▸ Exercise objective:
Set down every record once more, exactly as given.

▸ Material:
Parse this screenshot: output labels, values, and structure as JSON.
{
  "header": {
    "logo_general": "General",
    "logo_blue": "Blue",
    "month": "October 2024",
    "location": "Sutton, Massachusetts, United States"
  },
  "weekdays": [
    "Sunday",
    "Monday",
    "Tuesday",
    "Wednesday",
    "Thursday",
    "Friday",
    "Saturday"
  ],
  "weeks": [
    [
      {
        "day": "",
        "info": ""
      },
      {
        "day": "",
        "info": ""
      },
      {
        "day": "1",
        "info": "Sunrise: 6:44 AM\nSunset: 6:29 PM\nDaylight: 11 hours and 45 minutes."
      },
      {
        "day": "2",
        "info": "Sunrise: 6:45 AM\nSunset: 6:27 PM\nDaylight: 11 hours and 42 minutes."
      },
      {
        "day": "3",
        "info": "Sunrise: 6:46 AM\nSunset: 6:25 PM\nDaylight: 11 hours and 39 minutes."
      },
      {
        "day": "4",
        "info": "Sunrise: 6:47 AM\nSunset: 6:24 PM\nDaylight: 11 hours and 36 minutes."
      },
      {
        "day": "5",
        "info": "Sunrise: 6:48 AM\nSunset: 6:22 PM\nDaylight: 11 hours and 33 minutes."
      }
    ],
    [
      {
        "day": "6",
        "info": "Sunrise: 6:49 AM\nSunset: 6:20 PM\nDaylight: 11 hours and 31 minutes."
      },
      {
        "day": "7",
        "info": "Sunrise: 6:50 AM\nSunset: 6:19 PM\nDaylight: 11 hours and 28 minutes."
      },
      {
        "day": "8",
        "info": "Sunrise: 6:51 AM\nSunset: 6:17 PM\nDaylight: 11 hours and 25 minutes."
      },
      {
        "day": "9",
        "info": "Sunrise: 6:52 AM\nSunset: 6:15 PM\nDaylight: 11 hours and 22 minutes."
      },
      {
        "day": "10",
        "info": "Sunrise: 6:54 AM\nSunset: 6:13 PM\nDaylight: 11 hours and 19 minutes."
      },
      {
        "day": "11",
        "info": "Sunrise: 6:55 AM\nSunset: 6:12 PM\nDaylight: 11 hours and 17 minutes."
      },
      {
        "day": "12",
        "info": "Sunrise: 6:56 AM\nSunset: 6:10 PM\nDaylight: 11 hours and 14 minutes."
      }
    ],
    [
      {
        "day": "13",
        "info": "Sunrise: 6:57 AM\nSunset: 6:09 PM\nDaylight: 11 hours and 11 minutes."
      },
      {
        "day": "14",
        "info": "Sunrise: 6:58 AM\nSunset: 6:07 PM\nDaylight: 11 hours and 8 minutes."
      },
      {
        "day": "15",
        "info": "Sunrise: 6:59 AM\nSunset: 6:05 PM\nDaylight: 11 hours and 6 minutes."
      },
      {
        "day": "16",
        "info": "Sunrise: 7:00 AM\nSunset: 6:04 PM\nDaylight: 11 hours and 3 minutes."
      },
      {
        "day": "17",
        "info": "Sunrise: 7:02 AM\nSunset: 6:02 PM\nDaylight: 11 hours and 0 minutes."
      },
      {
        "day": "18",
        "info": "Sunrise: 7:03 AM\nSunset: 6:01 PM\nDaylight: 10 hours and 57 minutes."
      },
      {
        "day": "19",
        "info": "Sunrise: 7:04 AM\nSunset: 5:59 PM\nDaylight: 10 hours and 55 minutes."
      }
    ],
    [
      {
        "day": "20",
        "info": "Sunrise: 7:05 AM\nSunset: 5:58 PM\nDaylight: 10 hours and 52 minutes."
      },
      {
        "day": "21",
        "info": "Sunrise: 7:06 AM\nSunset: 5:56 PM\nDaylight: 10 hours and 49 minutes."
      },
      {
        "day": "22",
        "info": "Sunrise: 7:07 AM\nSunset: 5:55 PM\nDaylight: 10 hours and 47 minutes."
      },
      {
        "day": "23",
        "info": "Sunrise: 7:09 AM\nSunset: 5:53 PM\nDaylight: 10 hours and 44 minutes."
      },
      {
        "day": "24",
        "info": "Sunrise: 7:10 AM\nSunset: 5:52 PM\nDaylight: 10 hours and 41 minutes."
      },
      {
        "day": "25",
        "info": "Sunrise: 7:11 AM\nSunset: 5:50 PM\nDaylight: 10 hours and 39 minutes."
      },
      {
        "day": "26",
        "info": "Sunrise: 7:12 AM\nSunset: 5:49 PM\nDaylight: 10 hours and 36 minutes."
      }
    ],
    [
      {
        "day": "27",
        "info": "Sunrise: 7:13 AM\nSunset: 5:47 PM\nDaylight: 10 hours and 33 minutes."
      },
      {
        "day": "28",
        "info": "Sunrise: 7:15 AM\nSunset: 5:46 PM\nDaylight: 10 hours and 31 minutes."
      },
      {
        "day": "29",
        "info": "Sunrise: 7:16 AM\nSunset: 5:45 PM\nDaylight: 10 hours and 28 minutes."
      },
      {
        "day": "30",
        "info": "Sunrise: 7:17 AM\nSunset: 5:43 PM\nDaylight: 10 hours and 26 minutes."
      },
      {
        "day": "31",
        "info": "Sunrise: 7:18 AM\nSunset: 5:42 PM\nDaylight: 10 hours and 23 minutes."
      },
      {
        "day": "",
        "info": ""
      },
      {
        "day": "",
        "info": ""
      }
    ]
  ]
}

▸ Exercise solution:
Parse this screenshot: output labels, values, and structure as JSON.
{
  "header": {
    "logo_general": "General",
    "logo_blue": "Blue",
    "month": "October 2024",
    "location": "Sutton, Massachusetts, United States"
  },
  "weekdays": [
    "Sunday",
    "Monday",
    "Tuesday",
    "Wednesday",
    "Thursday",
    "Friday",
    "Saturday"
  ],
  "weeks": [
    [
      {
        "day": "",
        "info": ""
      },
      {
        "day": "",
        "info": ""
      },
      {
        "day": "1",
        "info": "Sunrise: 6:44 AM\nSunset: 6:29 PM\nDaylight: 11 hours and 45 minutes."
      },
      {
        "day": "2",
        "info": "Sunrise: 6:45 AM\nSunset: 6:27 PM\nDaylight: 11 hours and 42 minutes."
      },
      {
        "day": "3",
        "info": "Sunrise: 6:46 AM\nSunset: 6:25 PM\nDaylight: 11 hours and 39 minutes."
      },
      {
        "day": "4",
        "info": "Sunrise: 6:47 AM\nSunset: 6:24 PM\nDaylight: 11 hours and 36 minutes."
      },
      {
        "day": "5",
        "info": "Sunrise: 6:48 AM\nSunset: 6:22 PM\nDaylight: 11 hours and 33 minutes."
      }
    ],
    [
      {
        "day": "6",
        "info": "Sunrise: 6:49 AM\nSunset: 6:20 PM\nDaylight: 11 hours and 31 minutes."
      },
      {
        "day": "7",
        "info": "Sunrise: 6:50 AM\nSunset: 6:19 PM\nDaylight: 11 hours and 28 minutes."
      },
      {
        "day": "8",
        "info": "Sunrise: 6:51 AM\nSunset: 6:17 PM\nDaylight: 11 hours and 25 minutes."
      },
      {
        "day": "9",
        "info": "Sunrise: 6:52 AM\nSunset: 6:15 PM\nDaylight: 11 hours and 22 minutes."
      },
      {
        "day": "10",
        "info": "Sunrise: 6:54 AM\nSunset: 6:13 PM\nDaylight: 11 hours and 19 minutes."
      },
      {
        "day": "11",
        "info": "Sunrise: 6:55 AM\nSunset: 6:12 PM\nDaylight: 11 hours and 17 minutes."
      },
      {
        "day": "12",
        "info": "Sunrise: 6:56 AM\nSunset: 6:10 PM\nDaylight: 11 hours and 14 minutes."
      }
    ],
    [
      {
        "day": "13",
        "info": "Sunrise: 6:57 AM\nSunset: 6:09 PM\nDaylight: 11 hours and 11 minutes."
      },
      {
        "day": "14",
        "info": "Sunrise: 6:58 AM\nSunset: 6:07 PM\nDaylight: 11 hours and 8 minutes."
      },
      {
        "day": "15",
        "info": "Sunrise: 6:59 AM\nSunset: 6:05 PM\nDaylight: 11 hours and 6 minutes."
      },
      {
        "day": "16",
        "info": "Sunrise: 7:00 AM\nSunset: 6:04 PM\nDaylight: 11 hours and 3 minutes."
      },
      {
        "day": "17",
        "info": "Sunrise: 7:02 AM\nSunset: 6:02 PM\nDaylight: 11 hours and 0 minutes."
      },
      {
        "day": "18",
        "info": "Sunrise: 7:03 AM\nSunset: 6:01 PM\nDaylight: 10 hours and 57 minutes."
      },
      {
        "day": "19",
        "info": "Sunrise: 7:04 AM\nSunset: 5:59 PM\nDaylight: 10 hours and 55 minutes."
      }
    ],
    [
      {
        "day": "20",
        "info": "Sunrise: 7:05 AM\nSunset: 5:58 PM\nDaylight: 10 hours and 52 minutes."
      },
      {
        "day": "21",
        "info": "Sunrise: 7:06 AM\nSunset: 5:56 PM\nDaylight: 10 hours and 49 minutes."
      },
      {
        "day": "22",
        "info": "Sunrise: 7:07 AM\nSunset: 5:55 PM\nDaylight: 10 hours and 47 minutes."
      },
      {
        "day": "23",
        "info": "Sunrise: 7:09 AM\nSunset: 5:53 PM\nDaylight: 10 hours and 44 minutes."
      },
      {
        "day": "24",
        "info": "Sunrise: 7:10 AM\nSunset: 5:52 PM\nDaylight: 10 hours and 41 minutes."
      },
      {
        "day": "25",
        "info": "Sunrise: 7:11 AM\nSunset: 5:50 PM\nDaylight: 10 hours and 39 minutes."
      },
      {
        "day": "26",
        "info": "Sunrise: 7:12 AM\nSunset: 5:49 PM\nDaylight: 10 hours and 36 minutes."
      }
    ],
    [
      {
        "day": "27",
        "info": "Sunrise: 7:13 AM\nSunset: 5:47 PM\nDaylight: 10 hours and 33 minutes."
      },
      {
        "day": "28",
        "info": "Sunrise: 7:15 AM\nSunset: 5:46 PM\nDaylight: 10 hours and 31 minutes."
      },
      {
        "day": "29",
        "info": "Sunrise: 7:16 AM\nSunset: 5:45 PM\nDaylight: 10 hours and 28 minutes."
      },
      {
        "day": "30",
        "info": "Sunrise: 7:17 AM\nSunset: 5:43 PM\nDaylight: 10 hours and 26 minutes."
      },
      {
        "day": "31",
        "info": "Sunrise: 7:18 AM\nSunset: 5:42 PM\nDaylight: 10 hours and 23 minutes."
      },
      {
        "day": "",
        "info": ""
      },
      {
        "day": "",
        "info": ""
      }
    ]
  ]
}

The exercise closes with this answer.